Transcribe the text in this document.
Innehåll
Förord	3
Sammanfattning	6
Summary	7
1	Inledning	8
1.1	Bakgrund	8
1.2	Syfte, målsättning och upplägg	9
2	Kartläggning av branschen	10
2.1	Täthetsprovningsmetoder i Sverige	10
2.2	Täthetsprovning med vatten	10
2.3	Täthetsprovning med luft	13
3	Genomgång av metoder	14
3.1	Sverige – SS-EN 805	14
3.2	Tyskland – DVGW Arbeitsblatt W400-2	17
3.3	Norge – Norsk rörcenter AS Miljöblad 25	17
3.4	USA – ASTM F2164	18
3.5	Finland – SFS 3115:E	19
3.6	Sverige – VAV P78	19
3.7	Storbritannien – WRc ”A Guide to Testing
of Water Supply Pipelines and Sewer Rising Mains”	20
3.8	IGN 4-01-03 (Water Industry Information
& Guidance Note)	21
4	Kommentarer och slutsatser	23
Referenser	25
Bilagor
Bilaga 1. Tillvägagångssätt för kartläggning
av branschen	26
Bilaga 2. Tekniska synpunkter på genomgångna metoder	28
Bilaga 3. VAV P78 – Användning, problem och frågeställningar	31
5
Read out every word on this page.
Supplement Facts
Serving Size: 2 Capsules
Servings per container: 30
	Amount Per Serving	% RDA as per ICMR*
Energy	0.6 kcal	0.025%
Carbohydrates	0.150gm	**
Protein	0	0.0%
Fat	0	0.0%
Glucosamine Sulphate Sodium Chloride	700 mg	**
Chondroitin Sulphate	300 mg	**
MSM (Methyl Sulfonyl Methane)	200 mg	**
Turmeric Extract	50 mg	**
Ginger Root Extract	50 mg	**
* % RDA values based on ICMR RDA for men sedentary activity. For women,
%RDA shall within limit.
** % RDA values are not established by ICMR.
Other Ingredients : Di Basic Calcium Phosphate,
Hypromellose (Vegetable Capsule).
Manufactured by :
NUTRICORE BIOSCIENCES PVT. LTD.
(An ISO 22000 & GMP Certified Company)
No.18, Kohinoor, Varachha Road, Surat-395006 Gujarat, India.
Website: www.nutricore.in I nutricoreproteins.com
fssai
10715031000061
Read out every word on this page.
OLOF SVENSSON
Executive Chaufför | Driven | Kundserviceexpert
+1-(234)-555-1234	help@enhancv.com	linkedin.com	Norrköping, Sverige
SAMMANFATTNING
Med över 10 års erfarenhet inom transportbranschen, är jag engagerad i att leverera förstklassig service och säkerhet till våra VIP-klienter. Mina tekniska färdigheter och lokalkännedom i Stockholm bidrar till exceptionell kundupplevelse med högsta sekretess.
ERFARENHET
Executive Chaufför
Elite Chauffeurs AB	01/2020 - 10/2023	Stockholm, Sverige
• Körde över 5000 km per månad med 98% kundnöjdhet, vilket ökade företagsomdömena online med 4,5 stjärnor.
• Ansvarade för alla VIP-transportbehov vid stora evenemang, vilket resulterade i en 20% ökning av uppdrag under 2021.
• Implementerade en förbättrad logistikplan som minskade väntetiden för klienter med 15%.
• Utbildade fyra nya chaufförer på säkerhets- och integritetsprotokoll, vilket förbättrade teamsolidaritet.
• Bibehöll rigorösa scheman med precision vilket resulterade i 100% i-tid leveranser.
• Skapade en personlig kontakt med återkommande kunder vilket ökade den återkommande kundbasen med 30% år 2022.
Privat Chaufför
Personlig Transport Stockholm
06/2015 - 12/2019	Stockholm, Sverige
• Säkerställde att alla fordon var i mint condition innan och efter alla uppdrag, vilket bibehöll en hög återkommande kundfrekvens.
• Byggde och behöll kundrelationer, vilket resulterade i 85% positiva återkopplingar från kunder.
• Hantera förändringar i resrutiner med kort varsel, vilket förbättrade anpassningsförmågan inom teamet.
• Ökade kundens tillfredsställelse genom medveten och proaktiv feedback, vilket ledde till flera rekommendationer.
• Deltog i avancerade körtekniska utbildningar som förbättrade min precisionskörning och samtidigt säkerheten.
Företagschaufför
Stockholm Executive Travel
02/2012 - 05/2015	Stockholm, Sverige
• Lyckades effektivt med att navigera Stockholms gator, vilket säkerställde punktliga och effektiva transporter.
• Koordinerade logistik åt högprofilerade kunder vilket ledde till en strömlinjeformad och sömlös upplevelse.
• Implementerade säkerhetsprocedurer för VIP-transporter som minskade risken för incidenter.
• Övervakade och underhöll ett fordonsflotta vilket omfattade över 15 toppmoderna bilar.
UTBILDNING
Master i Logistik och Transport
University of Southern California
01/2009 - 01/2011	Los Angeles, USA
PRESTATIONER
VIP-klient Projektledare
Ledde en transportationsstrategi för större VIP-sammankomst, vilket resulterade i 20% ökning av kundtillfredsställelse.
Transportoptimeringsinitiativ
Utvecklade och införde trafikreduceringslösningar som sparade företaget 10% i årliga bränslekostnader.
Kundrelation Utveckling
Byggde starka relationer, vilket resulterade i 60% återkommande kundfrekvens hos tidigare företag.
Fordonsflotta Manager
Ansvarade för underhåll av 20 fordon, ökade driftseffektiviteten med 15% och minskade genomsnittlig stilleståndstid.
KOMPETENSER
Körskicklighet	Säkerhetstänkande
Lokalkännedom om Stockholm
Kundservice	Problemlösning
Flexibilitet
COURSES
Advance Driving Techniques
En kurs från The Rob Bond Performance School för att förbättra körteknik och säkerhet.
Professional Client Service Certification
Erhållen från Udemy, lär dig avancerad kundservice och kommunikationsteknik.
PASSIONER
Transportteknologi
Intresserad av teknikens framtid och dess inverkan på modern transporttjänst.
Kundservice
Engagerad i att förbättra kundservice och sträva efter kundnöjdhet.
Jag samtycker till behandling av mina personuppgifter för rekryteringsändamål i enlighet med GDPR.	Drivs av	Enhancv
◆ ◆ ◆
- ASSIGNMENT
What you should produce is an exact retyping of every line above.

- YOUR RESPONSE
Transcribe the text in this document.
Innehåll
Förord	3
Sammanfattning	6
Summary	7
1	Inledning	8
1.1	Bakgrund	8
1.2	Syfte, målsättning och upplägg	9
2	Kartläggning av branschen	10
2.1	Täthetsprovningsmetoder i Sverige	10
2.2	Täthetsprovning med vatten	10
2.3	Täthetsprovning med luft	13
3	Genomgång av metoder	14
3.1	Sverige – SS-EN 805	14
3.2	Tyskland – DVGW Arbeitsblatt W400-2	17
3.3	Norge – Norsk rörcenter AS Miljöblad 25	17
3.4	USA – ASTM F2164	18
3.5	Finland – SFS 3115:E	19
3.6	Sverige – VAV P78	19
3.7	Storbritannien – WRc ”A Guide to Testing
of Water Supply Pipelines and Sewer Rising Mains”	20
3.8	IGN 4-01-03 (Water Industry Information
& Guidance Note)	21
4	Kommentarer och slutsatser	23
Referenser	25
Bilagor
Bilaga 1. Tillvägagångssätt för kartläggning
av branschen	26
Bilaga 2. Tekniska synpunkter på genomgångna metoder	28
Bilaga 3. VAV P78 – Användning, problem och frågeställningar	31
5
Read out every word on this page.
Supplement Facts
Serving Size: 2 Capsules
Servings per container: 30
	Amount Per Serving	% RDA as per ICMR*
Energy	0.6 kcal	0.025%
Carbohydrates	0.150gm	**
Protein	0	0.0%
Fat	0	0.0%
Glucosamine Sulphate Sodium Chloride	700 mg	**
Chondroitin Sulphate	300 mg	**
MSM (Methyl Sulfonyl Methane)	200 mg	**
Turmeric Extract	50 mg	**
Ginger Root Extract	50 mg	**
* % RDA values based on ICMR RDA for men sedentary activity. For women,
%RDA shall within limit.
** % RDA values are not established by ICMR.
Other Ingredients : Di Basic Calcium Phosphate,
Hypromellose (Vegetable Capsule).
Manufactured by :
NUTRICORE BIOSCIENCES PVT. LTD.
(An ISO 22000 & GMP Certified Company)
No.18, Kohinoor, Varachha Road, Surat-395006 Gujarat, India.
Website: www.nutricore.in I nutricoreproteins.com
fssai
10715031000061
Read out every word on this page.
OLOF SVENSSON
Executive Chaufför | Driven | Kundserviceexpert
+1-(234)-555-1234	help@enhancv.com	linkedin.com	Norrköping, Sverige
SAMMANFATTNING
Med över 10 års erfarenhet inom transportbranschen, är jag engagerad i att leverera förstklassig service och säkerhet till våra VIP-klienter. Mina tekniska färdigheter och lokalkännedom i Stockholm bidrar till exceptionell kundupplevelse med högsta sekretess.
ERFARENHET
Executive Chaufför
Elite Chauffeurs AB	01/2020 - 10/2023	Stockholm, Sverige
• Körde över 5000 km per månad med 98% kundnöjdhet, vilket ökade företagsomdömena online med 4,5 stjärnor.
• Ansvarade för alla VIP-transportbehov vid stora evenemang, vilket resulterade i en 20% ökning av uppdrag under 2021.
• Implementerade en förbättrad logistikplan som minskade väntetiden för klienter med 15%.
• Utbildade fyra nya chaufförer på säkerhets- och integritetsprotokoll, vilket förbättrade teamsolidaritet.
• Bibehöll rigorösa scheman med precision vilket resulterade i 100% i-tid leveranser.
• Skapade en personlig kontakt med återkommande kunder vilket ökade den återkommande kundbasen med 30% år 2022.
Privat Chaufför
Personlig Transport Stockholm
06/2015 - 12/2019	Stockholm, Sverige
• Säkerställde att alla fordon var i mint condition innan och efter alla uppdrag, vilket bibehöll en hög återkommande kundfrekvens.
• Byggde och behöll kundrelationer, vilket resulterade i 85% positiva återkopplingar från kunder.
• Hantera förändringar i resrutiner med kort varsel, vilket förbättrade anpassningsförmågan inom teamet.
• Ökade kundens tillfredsställelse genom medveten och proaktiv feedback, vilket ledde till flera rekommendationer.
• Deltog i avancerade körtekniska utbildningar som förbättrade min precisionskörning och samtidigt säkerheten.
Företagschaufför
Stockholm Executive Travel
02/2012 - 05/2015	Stockholm, Sverige
• Lyckades effektivt med att navigera Stockholms gator, vilket säkerställde punktliga och effektiva transporter.
• Koordinerade logistik åt högprofilerade kunder vilket ledde till en strömlinjeformad och sömlös upplevelse.
• Implementerade säkerhetsprocedurer för VIP-transporter som minskade risken för incidenter.
• Övervakade och underhöll ett fordonsflotta vilket omfattade över 15 toppmoderna bilar.
UTBILDNING
Master i Logistik och Transport
University of Southern California
01/2009 - 01/2011	Los Angeles, USA
PRESTATIONER
VIP-klient Projektledare
Ledde en transportationsstrategi för större VIP-sammankomst, vilket resulterade i 20% ökning av kundtillfredsställelse.
Transportoptimeringsinitiativ
Utvecklade och införde trafikreduceringslösningar som sparade företaget 10% i årliga bränslekostnader.
Kundrelation Utveckling
Byggde starka relationer, vilket resulterade i 60% återkommande kundfrekvens hos tidigare företag.
Fordonsflotta Manager
Ansvarade för underhåll av 20 fordon, ökade driftseffektiviteten med 15% och minskade genomsnittlig stilleståndstid.
KOMPETENSER
Körskicklighet	Säkerhetstänkande
Lokalkännedom om Stockholm
Kundservice	Problemlösning
Flexibilitet
COURSES
Advance Driving Techniques
En kurs från The Rob Bond Performance School för att förbättra körteknik och säkerhet.
Professional Client Service Certification
Erhållen från Udemy, lär dig avancerad kundservice och kommunikationsteknik.
PASSIONER
Transportteknologi
Intresserad av teknikens framtid och dess inverkan på modern transporttjänst.
Kundservice
Engagerad i att förbättra kundservice och sträva efter kundnöjdhet.
Jag samtycker till behandling av mina personuppgifter för rekryteringsändamål i enlighet med GDPR.	Drivs av	Enhancv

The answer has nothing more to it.